__Information provided__
• • •

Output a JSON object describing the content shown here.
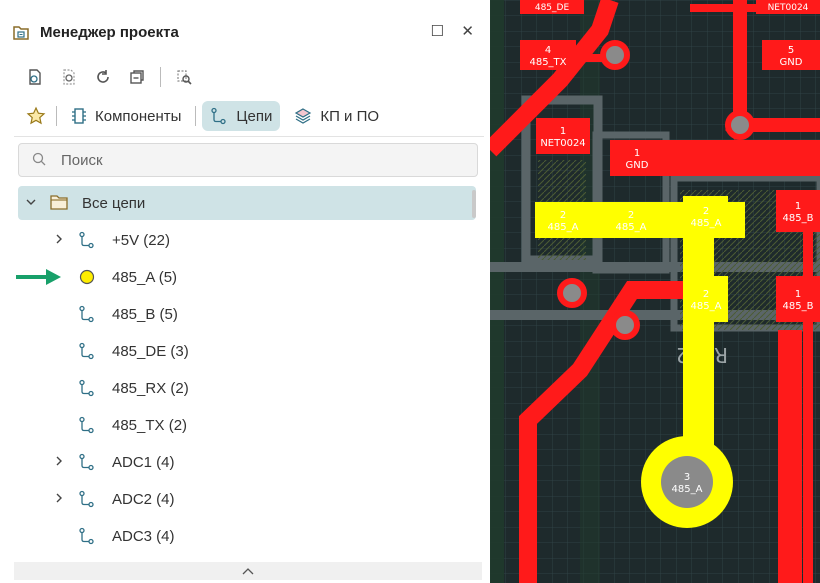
{
  "panel": {
    "title": "Менеджер проекта",
    "maximize_glyph": "☐",
    "close_glyph": "✕"
  },
  "toolbar_icons": [
    "new-doc-icon",
    "find-in-doc-icon",
    "refresh-icon",
    "collapse-icon",
    "locate-icon"
  ],
  "tabs": [
    {
      "label": "",
      "icon": "star-icon",
      "active": false
    },
    {
      "label": "Компоненты",
      "icon": "component-icon",
      "active": false
    },
    {
      "label": "Цепи",
      "icon": "net-icon",
      "active": true
    },
    {
      "label": "КП и ПО",
      "icon": "layers-icon",
      "active": false
    }
  ],
  "search": {
    "placeholder": "Поиск"
  },
  "tree": {
    "root_label": "Все цепи",
    "nets": [
      {
        "label": "+5V (22)",
        "expandable": true,
        "highlighted": false
      },
      {
        "label": "485_A (5)",
        "expandable": false,
        "highlighted": true
      },
      {
        "label": "485_B (5)",
        "expandable": false,
        "highlighted": false
      },
      {
        "label": "485_DE (3)",
        "expandable": false,
        "highlighted": false
      },
      {
        "label": "485_RX (2)",
        "expandable": false,
        "highlighted": false
      },
      {
        "label": "485_TX (2)",
        "expandable": false,
        "highlighted": false
      },
      {
        "label": "ADC1 (4)",
        "expandable": true,
        "highlighted": false
      },
      {
        "label": "ADC2 (4)",
        "expandable": true,
        "highlighted": false
      },
      {
        "label": "ADC3 (4)",
        "expandable": false,
        "highlighted": false
      }
    ]
  },
  "pcb": {
    "pads": [
      {
        "num": "4",
        "net": "485_TX"
      },
      {
        "num": "5",
        "net": "GND"
      },
      {
        "num": "1",
        "net": "NET0024"
      },
      {
        "num": "1",
        "net": "GND"
      },
      {
        "num": "2",
        "net": "485_A"
      },
      {
        "num": "2",
        "net": "485_A"
      },
      {
        "num": "2",
        "net": "485_A"
      },
      {
        "num": "1",
        "net": "485_B"
      },
      {
        "num": "2",
        "net": "485_A"
      },
      {
        "num": "1",
        "net": "485_B"
      },
      {
        "num": "3",
        "net": "485_A"
      }
    ],
    "top_labels": [
      "485_DE",
      "NET0024"
    ],
    "designator": "R112",
    "colors": {
      "net_red": "#ff1a1a",
      "net_yellow": "#ffff00",
      "board": "#1e2a2c",
      "grid": "#33474a"
    }
  }
}
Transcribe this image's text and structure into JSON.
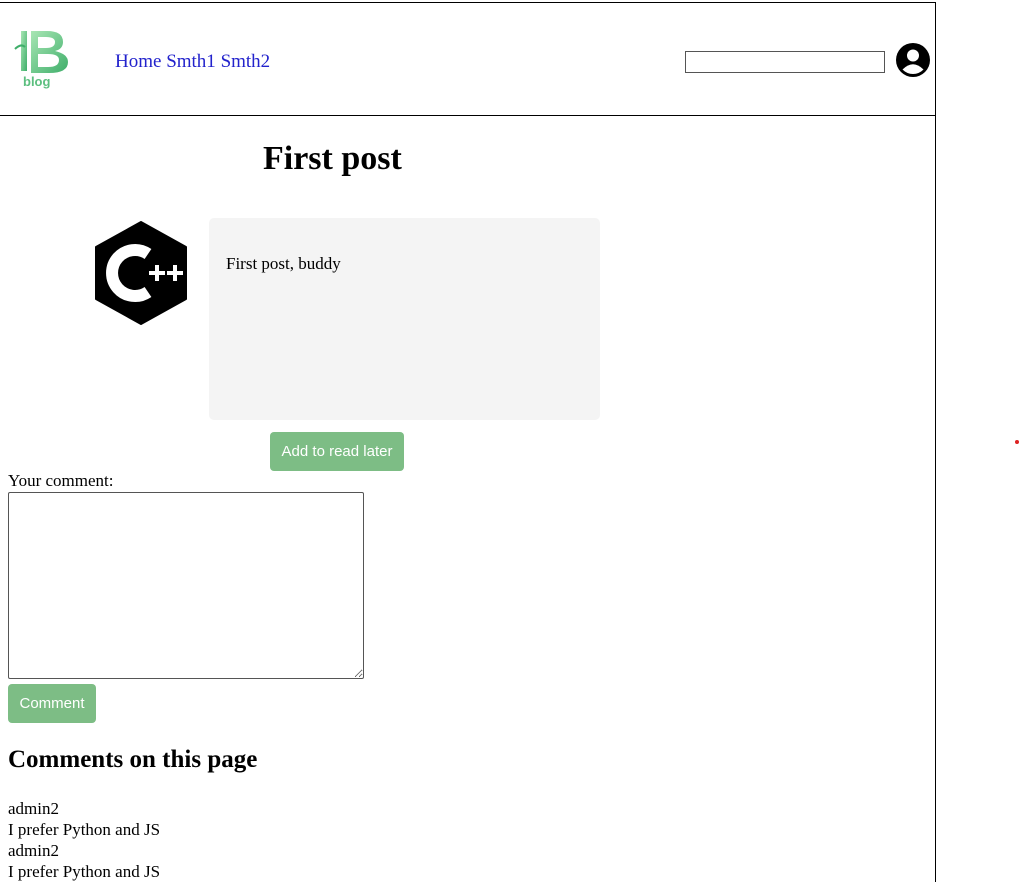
{
  "header": {
    "logo_text": "blog",
    "nav": [
      {
        "label": "Home"
      },
      {
        "label": "Smth1"
      },
      {
        "label": "Smth2"
      }
    ],
    "search": {
      "value": "",
      "placeholder": ""
    }
  },
  "post": {
    "title": "First post",
    "icon": "cpp-logo-icon",
    "body": "First post, buddy",
    "read_later_label": "Add to read later"
  },
  "comment_form": {
    "label": "Your comment:",
    "value": "",
    "submit_label": "Comment"
  },
  "comments_section": {
    "heading": "Comments on this page",
    "comments": [
      {
        "author": "admin2",
        "text": "I prefer Python and JS"
      },
      {
        "author": "admin2",
        "text": "I prefer Python and JS"
      }
    ]
  },
  "colors": {
    "button": "#7dbd85",
    "link": "#2222cc",
    "post_body_bg": "#f4f4f4"
  }
}
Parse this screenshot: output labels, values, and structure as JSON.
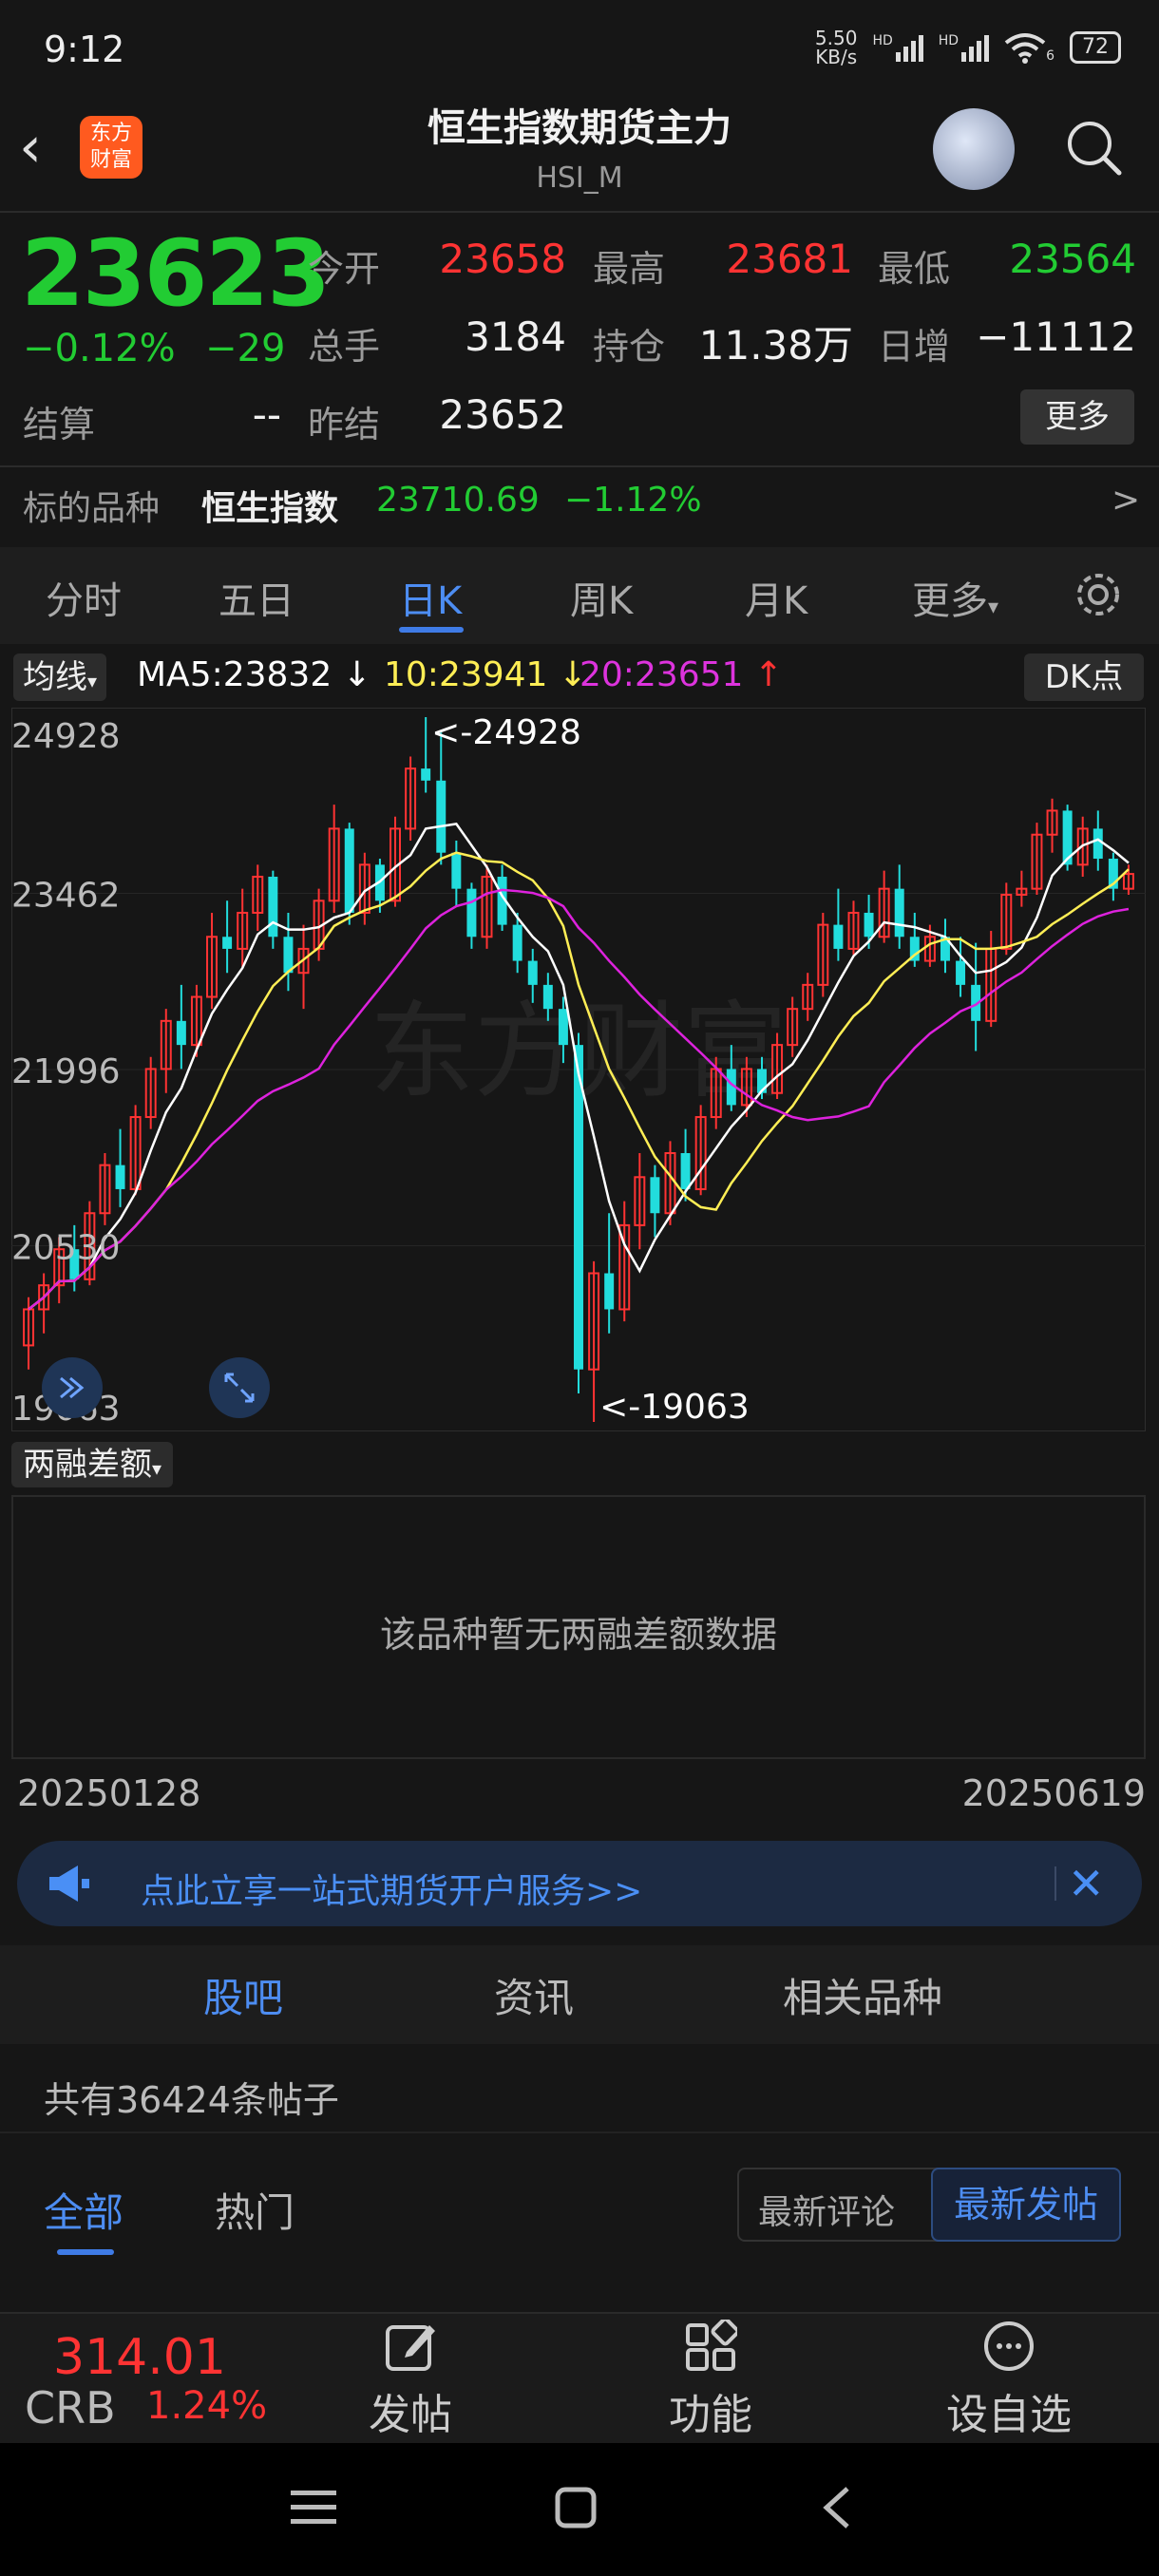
{
  "status": {
    "time": "9:12",
    "net_speed_value": "5.50",
    "net_speed_unit": "KB/s",
    "sig_label": "HD",
    "battery": "72",
    "wifi_badge": "6"
  },
  "header": {
    "title": "恒生指数期货主力",
    "subtitle": "HSI_M",
    "logo_text": "东方财富"
  },
  "quote": {
    "last_price": "23623",
    "change_pct": "−0.12%",
    "change": "−29",
    "open_label": "今开",
    "open": "23658",
    "high_label": "最高",
    "high": "23681",
    "low_label": "最低",
    "low": "23564",
    "volume_label": "总手",
    "volume": "3184",
    "oi_label": "持仓",
    "oi": "11.38万",
    "daily_inc_label": "日增",
    "daily_inc": "−11112",
    "settle_label": "结算",
    "settle": "--",
    "prev_settle_label": "昨结",
    "prev_settle": "23652",
    "more_label": "更多"
  },
  "underlying": {
    "label": "标的品种",
    "name": "恒生指数",
    "price": "23710.69",
    "change_pct": "−1.12%",
    "arrow": ">"
  },
  "chart_tabs": [
    "分时",
    "五日",
    "日K",
    "周K",
    "月K",
    "更多"
  ],
  "ma_bar": {
    "selector": "均线",
    "ma5": "MA5:23832",
    "ma5_arrow": "↓",
    "ma10": "10:23941",
    "ma10_arrow": "↓",
    "ma20": "20:23651",
    "ma20_arrow": "↑",
    "dk_label": "DK点"
  },
  "chart_data": {
    "type": "candlestick",
    "y_ticks": [
      "24928",
      "23462",
      "21996",
      "20530",
      "19063"
    ],
    "ylim": [
      19063,
      24928
    ],
    "max_label": "<-24928",
    "min_label": "<-19063",
    "x_start": "20250128",
    "x_end": "20250619",
    "watermark": "东方财富",
    "colors": {
      "up": "#ff3333",
      "down": "#22dddd",
      "ma5": "#ffffff",
      "ma10": "#ffee55",
      "ma20": "#dd22dd"
    },
    "candles": [
      [
        19700,
        20100,
        19500,
        20000
      ],
      [
        20000,
        20300,
        19800,
        20200
      ],
      [
        20200,
        20600,
        20050,
        20500
      ],
      [
        20500,
        20700,
        20150,
        20250
      ],
      [
        20250,
        20900,
        20200,
        20800
      ],
      [
        20800,
        21300,
        20700,
        21200
      ],
      [
        21200,
        21500,
        20850,
        21000
      ],
      [
        21000,
        21700,
        20950,
        21600
      ],
      [
        21600,
        22100,
        21500,
        22000
      ],
      [
        22000,
        22500,
        21800,
        22400
      ],
      [
        22400,
        22700,
        22000,
        22200
      ],
      [
        22200,
        22700,
        22100,
        22600
      ],
      [
        22600,
        23300,
        22500,
        23100
      ],
      [
        23100,
        23400,
        22800,
        23000
      ],
      [
        23000,
        23500,
        22850,
        23300
      ],
      [
        23300,
        23700,
        23150,
        23600
      ],
      [
        23600,
        23650,
        23000,
        23100
      ],
      [
        23100,
        23300,
        22650,
        22800
      ],
      [
        22800,
        23200,
        22500,
        23000
      ],
      [
        23000,
        23500,
        22900,
        23400
      ],
      [
        23400,
        24200,
        23300,
        24000
      ],
      [
        24000,
        24050,
        23200,
        23300
      ],
      [
        23300,
        23800,
        23200,
        23700
      ],
      [
        23700,
        23750,
        23300,
        23400
      ],
      [
        23400,
        24100,
        23350,
        24000
      ],
      [
        24000,
        24600,
        23900,
        24500
      ],
      [
        24500,
        24928,
        24300,
        24400
      ],
      [
        24400,
        24800,
        23700,
        23800
      ],
      [
        23800,
        23900,
        23350,
        23500
      ],
      [
        23500,
        23550,
        23000,
        23100
      ],
      [
        23100,
        23700,
        23000,
        23600
      ],
      [
        23600,
        23700,
        23150,
        23200
      ],
      [
        23200,
        23300,
        22800,
        22900
      ],
      [
        22900,
        23000,
        22550,
        22700
      ],
      [
        22700,
        22800,
        22400,
        22500
      ],
      [
        22500,
        22600,
        22050,
        22200
      ],
      [
        22200,
        22300,
        19300,
        19500
      ],
      [
        19500,
        20400,
        19063,
        20300
      ],
      [
        20300,
        20800,
        19800,
        20000
      ],
      [
        20000,
        20900,
        19900,
        20700
      ],
      [
        20700,
        21300,
        20500,
        21100
      ],
      [
        21100,
        21200,
        20600,
        20800
      ],
      [
        20800,
        21400,
        20700,
        21300
      ],
      [
        21300,
        21500,
        20900,
        21000
      ],
      [
        21000,
        21700,
        20950,
        21600
      ],
      [
        21600,
        22100,
        21500,
        22000
      ],
      [
        22000,
        22200,
        21650,
        21700
      ],
      [
        21700,
        22100,
        21600,
        22000
      ],
      [
        22000,
        22100,
        21750,
        21800
      ],
      [
        21800,
        22300,
        21750,
        22200
      ],
      [
        22200,
        22600,
        22100,
        22500
      ],
      [
        22500,
        22800,
        22400,
        22700
      ],
      [
        22700,
        23300,
        22600,
        23200
      ],
      [
        23200,
        23500,
        22900,
        23000
      ],
      [
        23000,
        23400,
        22950,
        23300
      ],
      [
        23300,
        23450,
        23000,
        23100
      ],
      [
        23100,
        23650,
        23050,
        23500
      ],
      [
        23500,
        23700,
        23000,
        23100
      ],
      [
        23100,
        23300,
        22850,
        22900
      ],
      [
        22900,
        23200,
        22850,
        23100
      ],
      [
        23100,
        23250,
        22800,
        22900
      ],
      [
        22900,
        23100,
        22600,
        22700
      ],
      [
        22700,
        23050,
        22150,
        22400
      ],
      [
        22400,
        23150,
        22350,
        23000
      ],
      [
        23000,
        23550,
        22950,
        23450
      ],
      [
        23450,
        23650,
        23350,
        23500
      ],
      [
        23500,
        24050,
        23450,
        23950
      ],
      [
        23950,
        24250,
        23800,
        24150
      ],
      [
        24150,
        24200,
        23650,
        23700
      ],
      [
        23700,
        24100,
        23600,
        24000
      ],
      [
        24000,
        24150,
        23650,
        23750
      ],
      [
        23750,
        23800,
        23400,
        23500
      ],
      [
        23500,
        23700,
        23450,
        23623
      ]
    ]
  },
  "indicator": {
    "selector": "两融差额",
    "empty_text": "该品种暂无两融差额数据"
  },
  "banner": {
    "text": "点此立享一站式期货开户服务>>"
  },
  "content_tabs": [
    "股吧",
    "资讯",
    "相关品种"
  ],
  "forum": {
    "post_count": "共有36424条帖子",
    "filters": [
      "全部",
      "热门"
    ],
    "sort_latest_comment": "最新评论",
    "sort_latest_post": "最新发帖"
  },
  "bottom_bar": {
    "ticker_value": "314.01",
    "ticker_name": "CRB",
    "ticker_change": "1.24%",
    "post": "发帖",
    "functions": "功能",
    "add_watch": "设自选"
  }
}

• • •

__What you need to do__
Pick out every line above that contains the word "this" and copy it.

__Full answer__
Transcribe this image's text and structure into JSON.
    "heading": "Comments on this page",
Parse this screenshot: output labels, values, and structure as JSON.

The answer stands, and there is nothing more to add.